▸ Instructions for the task:
Images appear in the records below; leave them out and repeat everything else exactly.

## start Material for this exercise

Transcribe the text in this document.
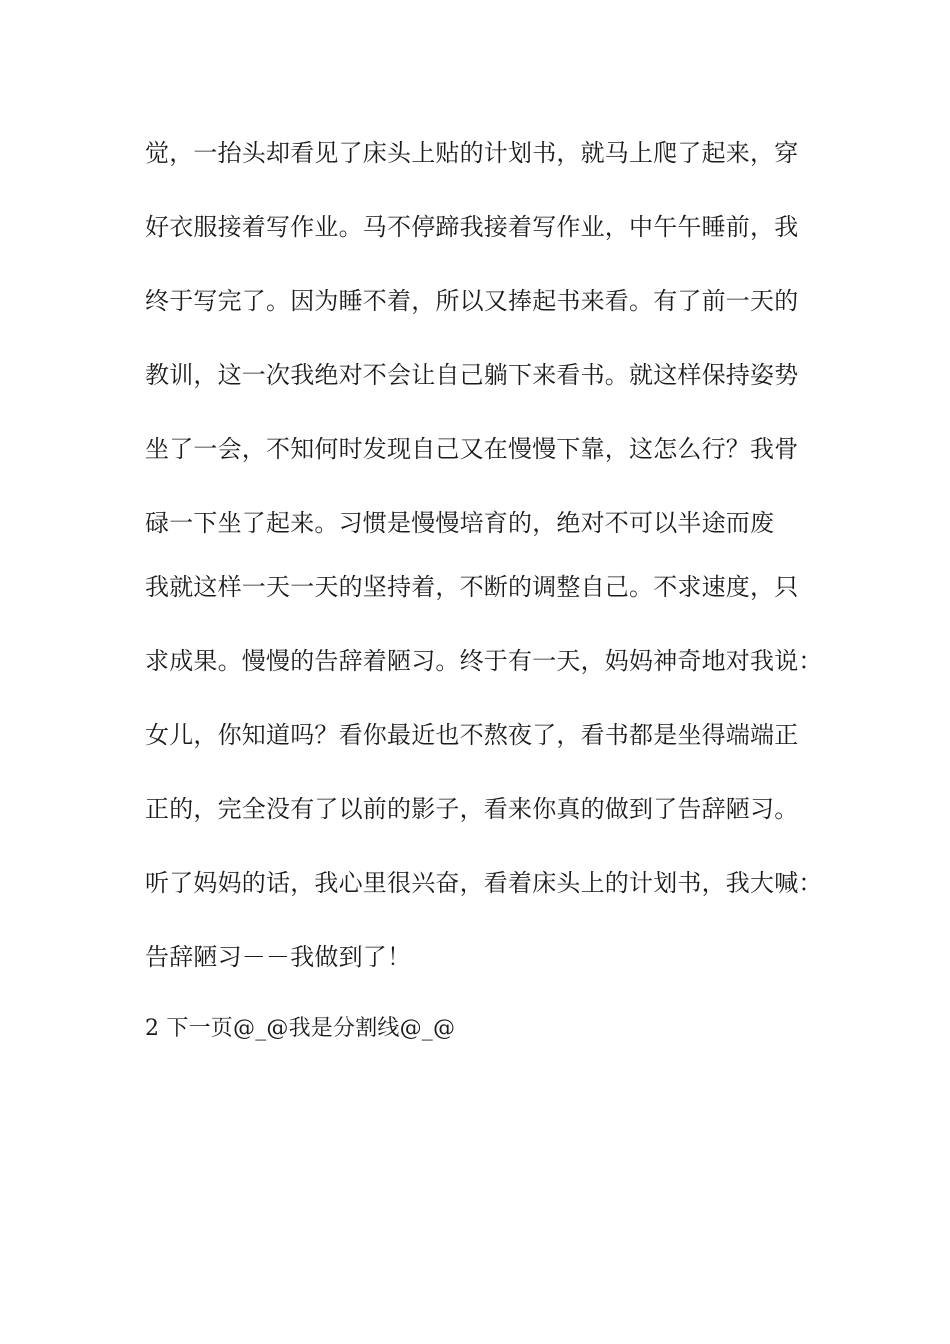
觉，一抬头却看见了床头上贴的计划书，就马上爬了起来，穿
好衣服接着写作业。马不停蹄我接着写作业，中午午睡前，我
终于写完了。因为睡不着，所以又捧起书来看。有了前一天的
教训，这一次我绝对不会让自己躺下来看书。就这样保持姿势
坐了一会，不知何时发现自己又在慢慢下靠，这怎么行？我骨
碌一下坐了起来。习惯是慢慢培育的，绝对不可以半途而废
我就这样一天一天的坚持着，不断的调整自己。不求速度，只
求成果。慢慢的告辞着陋习。终于有一天，妈妈神奇地对我说：
女儿，你知道吗？看你最近也不熬夜了，看书都是坐得端端正
正的，完全没有了以前的影子，看来你真的做到了告辞陋习。
听了妈妈的话，我心里很兴奋，看着床头上的计划书，我大喊：
告辞陋习－－我做到了！
2 下一页@_@我是分割线@_@
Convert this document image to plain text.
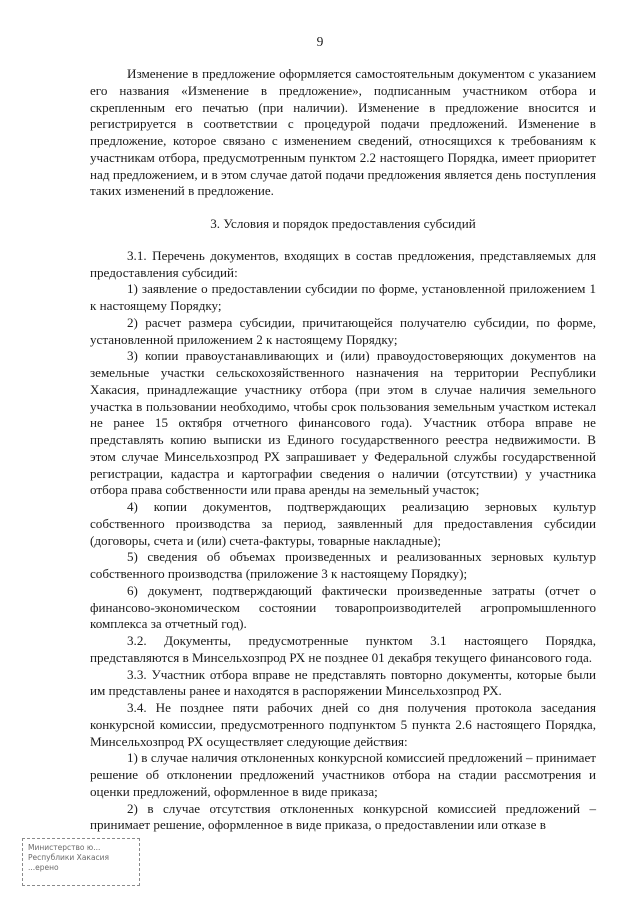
9

Изменение в предложение оформляется самостоятельным документом с указанием его названия «Изменение в предложение», подписанным участником отбора и скрепленным его печатью (при наличии). Изменение в предложение вносится и регистрируется в соответствии с процедурой подачи предложений. Изменение в предложение, которое связано с изменением сведений, относящихся к требованиям к участникам отбора, предусмотренным пунктом 2.2 настоящего Порядка, имеет приоритет над предложением, и в этом случае датой подачи предложения является день поступления таких изменений в предложение.

3. Условия и порядок предоставления субсидий

3.1. Перечень документов, входящих в состав предложения, представляемых для предоставления субсидий:

1) заявление о предоставлении субсидии по форме, установленной приложением 1 к настоящему Порядку;

2) расчет размера субсидии, причитающейся получателю субсидии, по форме, установленной приложением 2 к настоящему Порядку;

3) копии правоустанавливающих и (или) правоудостоверяющих документов на земельные участки сельскохозяйственного назначения на территории Республики Хакасия, принадлежащие участнику отбора (при этом в случае наличия земельного участка в пользовании необходимо, чтобы срок пользования земельным участком истекал не ранее 15 октября отчетного финансового года). Участник отбора вправе не представлять копию выписки из Единого государственного реестра недвижимости. В этом случае Минсельхозпрод РХ запрашивает у Федеральной службы государственной регистрации, кадастра и картографии сведения о наличии (отсутствии) у участника отбора права собственности или права аренды на земельный участок;

4) копии документов, подтверждающих реализацию зерновых культур собственного производства за период, заявленный для предоставления субсидии (договоры, счета и (или) счета-фактуры, товарные накладные);

5) сведения об объемах произведенных и реализованных зерновых культур собственного производства (приложение 3 к настоящему Порядку);

6) документ, подтверждающий фактически произведенные затраты (отчет о финансово-экономическом состоянии товаропроизводителей агропромышленного комплекса за отчетный год).

3.2. Документы, предусмотренные пунктом 3.1 настоящего Порядка, представляются в Минсельхозпрод РХ не позднее 01 декабря текущего финансового года.

3.3. Участник отбора вправе не представлять повторно документы, которые были им представлены ранее и находятся в распоряжении Минсельхозпрод РХ.

3.4. Не позднее пяти рабочих дней со дня получения протокола заседания конкурсной комиссии, предусмотренного подпунктом 5 пункта 2.6 настоящего Порядка, Минсельхозпрод РХ осуществляет следующие действия:

1) в случае наличия отклоненных конкурсной комиссией предложений – принимает решение об отклонении предложений участников отбора на стадии рассмотрения и оценки предложений, оформленное в виде приказа;

2) в случае отсутствия отклоненных конкурсной комиссией предложений – принимает решение, оформленное в виде приказа, о предоставлении или отказе в

Министерство ю...
Республики Хакасия
...ерено
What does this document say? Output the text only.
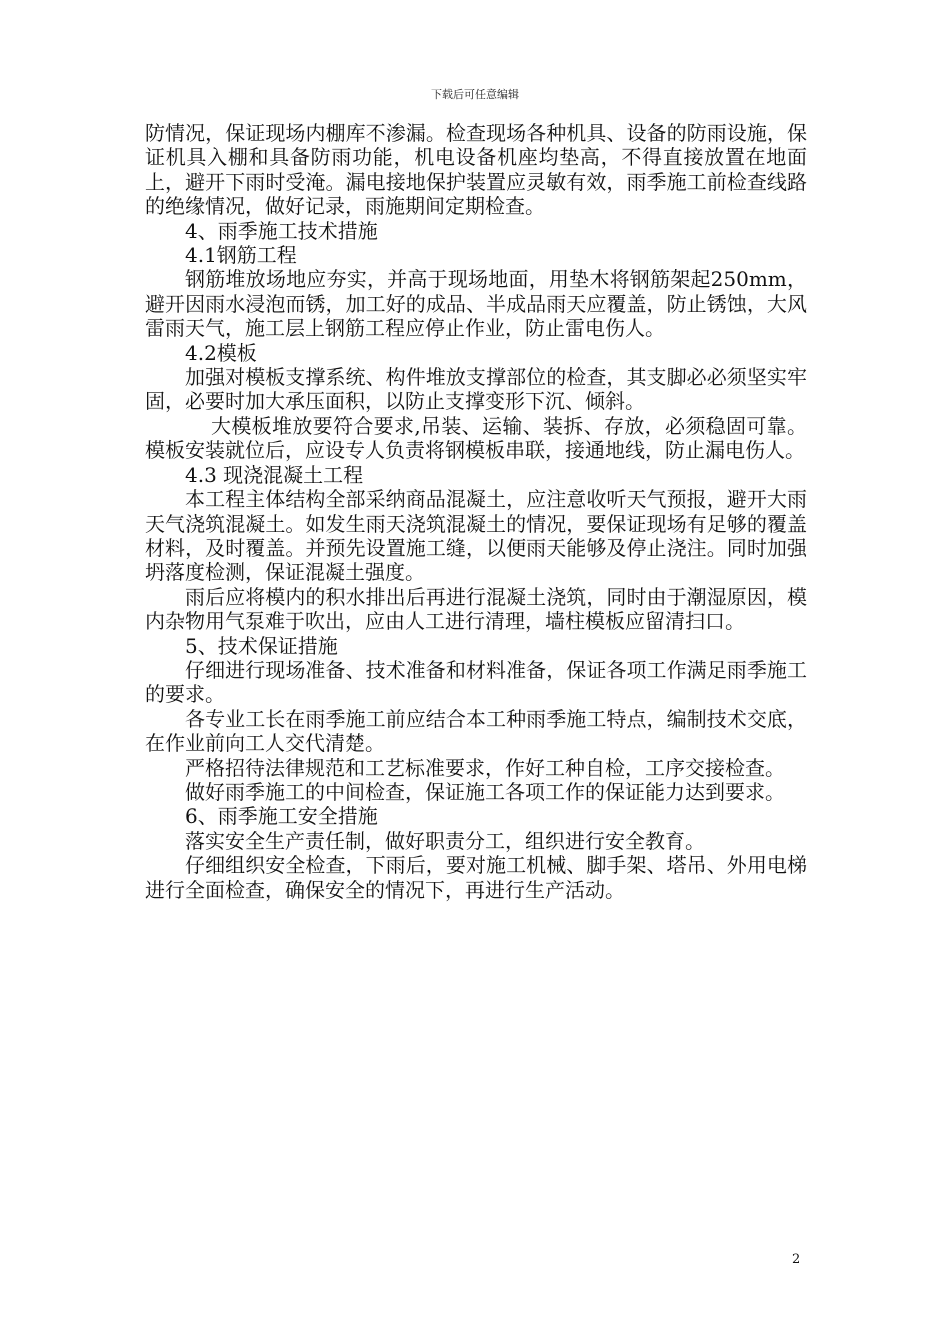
下载后可任意编辑

防情况，保证现场内棚库不渗漏。检查现场各种机具、设备的防雨设施，保证机具入棚和具备防雨功能，机电设备机座均垫高，不得直接放置在地面上，避开下雨时受淹。漏电接地保护装置应灵敏有效，雨季施工前检查线路的绝缘情况，做好记录，雨施期间定期检查。

4、雨季施工技术措施

4.1钢筋工程

钢筋堆放场地应夯实，并高于现场地面，用垫木将钢筋架起250mm，避开因雨水浸泡而锈，加工好的成品、半成品雨天应覆盖，防止锈蚀，大风雷雨天气，施工层上钢筋工程应停止作业，防止雷电伤人。

4.2模板

加强对模板支撑系统、构件堆放支撑部位的检查，其支脚必必须坚实牢固，必要时加大承压面积，以防止支撑变形下沉、倾斜。

大模板堆放要符合要求,吊装、运输、装拆、存放，必须稳固可靠。模板安装就位后，应设专人负责将钢模板串联，接通地线，防止漏电伤人。

4.3 现浇混凝土工程

本工程主体结构全部采纳商品混凝土，应注意收听天气预报，避开大雨天气浇筑混凝土。如发生雨天浇筑混凝土的情况，要保证现场有足够的覆盖材料，及时覆盖。并预先设置施工缝，以便雨天能够及停止浇注。同时加强坍落度检测，保证混凝土强度。

雨后应将模内的积水排出后再进行混凝土浇筑，同时由于潮湿原因，模内杂物用气泵难于吹出，应由人工进行清理，墙柱模板应留清扫口。

5、技术保证措施

仔细进行现场准备、技术准备和材料准备，保证各项工作满足雨季施工的要求。

各专业工长在雨季施工前应结合本工种雨季施工特点，编制技术交底，在作业前向工人交代清楚。

严格招待法律规范和工艺标准要求，作好工种自检，工序交接检查。

做好雨季施工的中间检查，保证施工各项工作的保证能力达到要求。

6、雨季施工安全措施

落实安全生产责任制，做好职责分工，组织进行安全教育。

仔细组织安全检查，下雨后，要对施工机械、脚手架、塔吊、外用电梯进行全面检查，确保安全的情况下，再进行生产活动。

2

## end Material for this exercise

▸ Solved exercise:
Transcribe the text in this document.
觉，一抬头却看见了床头上贴的计划书，就马上爬了起来，穿
好衣服接着写作业。马不停蹄我接着写作业，中午午睡前，我
终于写完了。因为睡不着，所以又捧起书来看。有了前一天的
教训，这一次我绝对不会让自己躺下来看书。就这样保持姿势
坐了一会，不知何时发现自己又在慢慢下靠，这怎么行？我骨
碌一下坐了起来。习惯是慢慢培育的，绝对不可以半途而废
我就这样一天一天的坚持着，不断的调整自己。不求速度，只
求成果。慢慢的告辞着陋习。终于有一天，妈妈神奇地对我说：
女儿，你知道吗？看你最近也不熬夜了，看书都是坐得端端正
正的，完全没有了以前的影子，看来你真的做到了告辞陋习。
听了妈妈的话，我心里很兴奋，看着床头上的计划书，我大喊：
告辞陋习－－我做到了！
2 下一页@_@我是分割线@_@
Convert this document image to plain text.
9

Изменение в предложение оформляется самостоятельным документом с указанием его названия «Изменение в предложение», подписанным участником отбора и скрепленным его печатью (при наличии). Изменение в предложение вносится и регистрируется в соответствии с процедурой подачи предложений. Изменение в предложение, которое связано с изменением сведений, относящихся к требованиям к участникам отбора, предусмотренным пунктом 2.2 настоящего Порядка, имеет приоритет над предложением, и в этом случае датой подачи предложения является день поступления таких изменений в предложение.

3. Условия и порядок предоставления субсидий

3.1. Перечень документов, входящих в состав предложения, представляемых для предоставления субсидий:

1) заявление о предоставлении субсидии по форме, установленной приложением 1 к настоящему Порядку;

2) расчет размера субсидии, причитающейся получателю субсидии, по форме, установленной приложением 2 к настоящему Порядку;

3) копии правоустанавливающих и (или) правоудостоверяющих документов на земельные участки сельскохозяйственного назначения на территории Республики Хакасия, принадлежащие участнику отбора (при этом в случае наличия земельного участка в пользовании необходимо, чтобы срок пользования земельным участком истекал не ранее 15 октября отчетного финансового года). Участник отбора вправе не представлять копию выписки из Единого государственного реестра недвижимости. В этом случае Минсельхозпрод РХ запрашивает у Федеральной службы государственной регистрации, кадастра и картографии сведения о наличии (отсутствии) у участника отбора права собственности или права аренды на земельный участок;

4) копии документов, подтверждающих реализацию зерновых культур собственного производства за период, заявленный для предоставления субсидии (договоры, счета и (или) счета-фактуры, товарные накладные);

5) сведения об объемах произведенных и реализованных зерновых культур собственного производства (приложение 3 к настоящему Порядку);

6) документ, подтверждающий фактически произведенные затраты (отчет о финансово-экономическом состоянии товаропроизводителей агропромышленного комплекса за отчетный год).

3.2. Документы, предусмотренные пунктом 3.1 настоящего Порядка, представляются в Минсельхозпрод РХ не позднее 01 декабря текущего финансового года.

3.3. Участник отбора вправе не представлять повторно документы, которые были им представлены ранее и находятся в распоряжении Минсельхозпрод РХ.

3.4. Не позднее пяти рабочих дней со дня получения протокола заседания конкурсной комиссии, предусмотренного подпунктом 5 пункта 2.6 настоящего Порядка, Минсельхозпрод РХ осуществляет следующие действия:

1) в случае наличия отклоненных конкурсной комиссией предложений – принимает решение об отклонении предложений участников отбора на стадии рассмотрения и оценки предложений, оформленное в виде приказа;

2) в случае отсутствия отклоненных конкурсной комиссией предложений – принимает решение, оформленное в виде приказа, о предоставлении или отказе в

Министерство ю...
Республики Хакасия
...ерено
What does this document say? Output the text only.
下载后可任意编辑

防情况，保证现场内棚库不渗漏。检查现场各种机具、设备的防雨设施，保证机具入棚和具备防雨功能，机电设备机座均垫高，不得直接放置在地面上，避开下雨时受淹。漏电接地保护装置应灵敏有效，雨季施工前检查线路的绝缘情况，做好记录，雨施期间定期检查。

4、雨季施工技术措施

4.1钢筋工程

钢筋堆放场地应夯实，并高于现场地面，用垫木将钢筋架起250mm，避开因雨水浸泡而锈，加工好的成品、半成品雨天应覆盖，防止锈蚀，大风雷雨天气，施工层上钢筋工程应停止作业，防止雷电伤人。

4.2模板

加强对模板支撑系统、构件堆放支撑部位的检查，其支脚必必须坚实牢固，必要时加大承压面积，以防止支撑变形下沉、倾斜。

大模板堆放要符合要求,吊装、运输、装拆、存放，必须稳固可靠。模板安装就位后，应设专人负责将钢模板串联，接通地线，防止漏电伤人。

4.3 现浇混凝土工程

本工程主体结构全部采纳商品混凝土，应注意收听天气预报，避开大雨天气浇筑混凝土。如发生雨天浇筑混凝土的情况，要保证现场有足够的覆盖材料，及时覆盖。并预先设置施工缝，以便雨天能够及停止浇注。同时加强坍落度检测，保证混凝土强度。

雨后应将模内的积水排出后再进行混凝土浇筑，同时由于潮湿原因，模内杂物用气泵难于吹出，应由人工进行清理，墙柱模板应留清扫口。

5、技术保证措施

仔细进行现场准备、技术准备和材料准备，保证各项工作满足雨季施工的要求。

各专业工长在雨季施工前应结合本工种雨季施工特点，编制技术交底，在作业前向工人交代清楚。

严格招待法律规范和工艺标准要求，作好工种自检，工序交接检查。

做好雨季施工的中间检查，保证施工各项工作的保证能力达到要求。

6、雨季施工安全措施

落实安全生产责任制，做好职责分工，组织进行安全教育。

仔细组织安全检查，下雨后，要对施工机械、脚手架、塔吊、外用电梯进行全面检查，确保安全的情况下，再进行生产活动。

2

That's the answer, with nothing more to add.